Stated task:
Transcribe every entry word for word, but skip the images.

Source records:
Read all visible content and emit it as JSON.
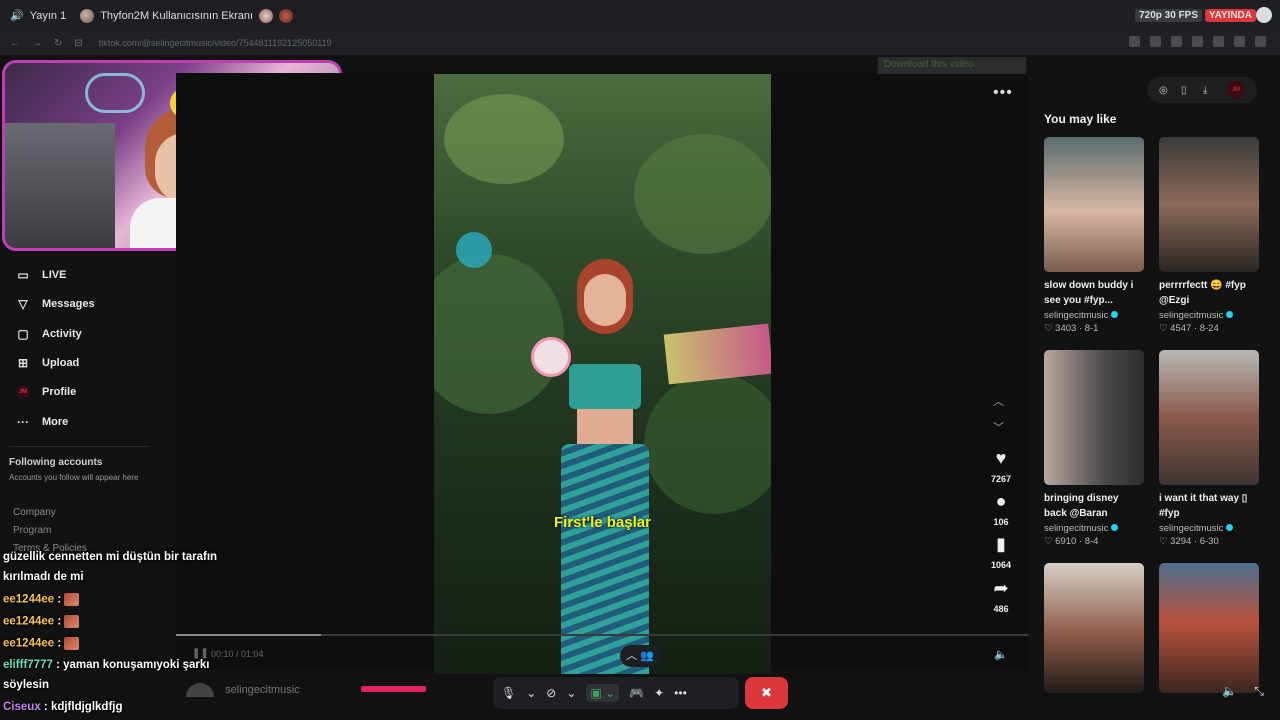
{
  "discord": {
    "channel": "Yayın 1",
    "screen_title": "Thyfon2M Kullanıcısının Ekranı",
    "quality": "720p 30 FPS",
    "live": "YAYINDA"
  },
  "browser": {
    "url": "tiktok.com/@selingecitmusic/video/7544811192125050119"
  },
  "extension": {
    "label": "Download this video"
  },
  "sidebar": {
    "items": [
      {
        "label": "LIVE",
        "icon": "live-icon"
      },
      {
        "label": "Messages",
        "icon": "messages-icon"
      },
      {
        "label": "Activity",
        "icon": "activity-icon"
      },
      {
        "label": "Upload",
        "icon": "upload-icon"
      },
      {
        "label": "Profile",
        "icon": "profile-icon"
      },
      {
        "label": "More",
        "icon": "more-icon"
      }
    ],
    "following_title": "Following accounts",
    "following_sub": "Accounts you follow will appear here",
    "footer": [
      "Company",
      "Program",
      "Terms & Policies"
    ]
  },
  "video": {
    "caption": "First'le başlar",
    "likes": "7267",
    "comments": "106",
    "saves": "1064",
    "shares": "486",
    "time": "00:10 / 01:04",
    "author": "selingecitmusic",
    "progress": 0.17
  },
  "recommendations": {
    "title": "You may like",
    "items": [
      {
        "caption": "slow down buddy i see you #fyp...",
        "author": "selingecitmusic",
        "stats": "♡ 3403 · 8-1"
      },
      {
        "caption": "perrrrfectt 😄 #fyp @Ezgi",
        "author": "selingecitmusic",
        "stats": "♡ 4547 · 8-24"
      },
      {
        "caption": "bringing disney back @Baran Mengüç ...",
        "author": "selingecitmusic",
        "stats": "♡ 6910 · 8-4"
      },
      {
        "caption": "i want it that way ▯ #fyp",
        "author": "selingecitmusic",
        "stats": "♡ 3294 · 6-30"
      },
      {
        "caption": "",
        "author": "",
        "stats": ""
      },
      {
        "caption": "",
        "author": "",
        "stats": ""
      }
    ]
  },
  "chat": [
    {
      "user": "",
      "message": "güzellik cennetten mi düştün bir tarafın"
    },
    {
      "user": "",
      "message": "kırılmadı de mi"
    },
    {
      "user": "ee1244ee",
      "message": ":",
      "emote": true
    },
    {
      "user": "ee1244ee",
      "message": ":",
      "emote": true
    },
    {
      "user": "ee1244ee",
      "message": ":",
      "emote": true
    },
    {
      "user": "elifff7777",
      "message": ": yaman konuşamıyoki şarkı"
    },
    {
      "user": "",
      "message": "söylesin"
    },
    {
      "user": "Ciseux",
      "message": ": kdjfldjglkdfjg"
    }
  ]
}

Answer below:
Read all visible content and emit it as JSON.
{
  "discord": {
    "channel": "Yayın 1",
    "screen_title": "Thyfon2M Kullanıcısının Ekranı",
    "quality": "720p 30 FPS",
    "live": "YAYINDA"
  },
  "browser": {
    "url": "tiktok.com/@selingecitmusic/video/7544811192125050119"
  },
  "extension": {
    "label": "Download this video"
  },
  "sidebar": {
    "items": [
      {
        "label": "LIVE",
        "icon": "live-icon"
      },
      {
        "label": "Messages",
        "icon": "messages-icon"
      },
      {
        "label": "Activity",
        "icon": "activity-icon"
      },
      {
        "label": "Upload",
        "icon": "upload-icon"
      },
      {
        "label": "Profile",
        "icon": "profile-icon"
      },
      {
        "label": "More",
        "icon": "more-icon"
      }
    ],
    "following_title": "Following accounts",
    "following_sub": "Accounts you follow will appear here",
    "footer": [
      "Company",
      "Program",
      "Terms & Policies"
    ]
  },
  "video": {
    "caption": "First'le başlar",
    "likes": "7267",
    "comments": "106",
    "saves": "1064",
    "shares": "486",
    "time": "00:10 / 01:04",
    "author": "selingecitmusic",
    "progress": 0.17
  },
  "recommendations": {
    "title": "You may like",
    "items": [
      {
        "caption": "slow down buddy i see you #fyp...",
        "author": "selingecitmusic",
        "stats": "♡ 3403 · 8-1"
      },
      {
        "caption": "perrrrfectt 😄 #fyp @Ezgi",
        "author": "selingecitmusic",
        "stats": "♡ 4547 · 8-24"
      },
      {
        "caption": "bringing disney back @Baran Mengüç ...",
        "author": "selingecitmusic",
        "stats": "♡ 6910 · 8-4"
      },
      {
        "caption": "i want it that way ▯ #fyp",
        "author": "selingecitmusic",
        "stats": "♡ 3294 · 6-30"
      },
      {
        "caption": "",
        "author": "",
        "stats": ""
      },
      {
        "caption": "",
        "author": "",
        "stats": ""
      }
    ]
  },
  "chat": [
    {
      "user": "",
      "message": "güzellik cennetten mi düştün bir tarafın"
    },
    {
      "user": "",
      "message": "kırılmadı de mi"
    },
    {
      "user": "ee1244ee",
      "message": ":",
      "emote": true
    },
    {
      "user": "ee1244ee",
      "message": ":",
      "emote": true
    },
    {
      "user": "ee1244ee",
      "message": ":",
      "emote": true
    },
    {
      "user": "elifff7777",
      "message": ": yaman konuşamıyoki şarkı"
    },
    {
      "user": "",
      "message": "söylesin"
    },
    {
      "user": "Ciseux",
      "message": ": kdjfldjglkdfjg"
    }
  ]
}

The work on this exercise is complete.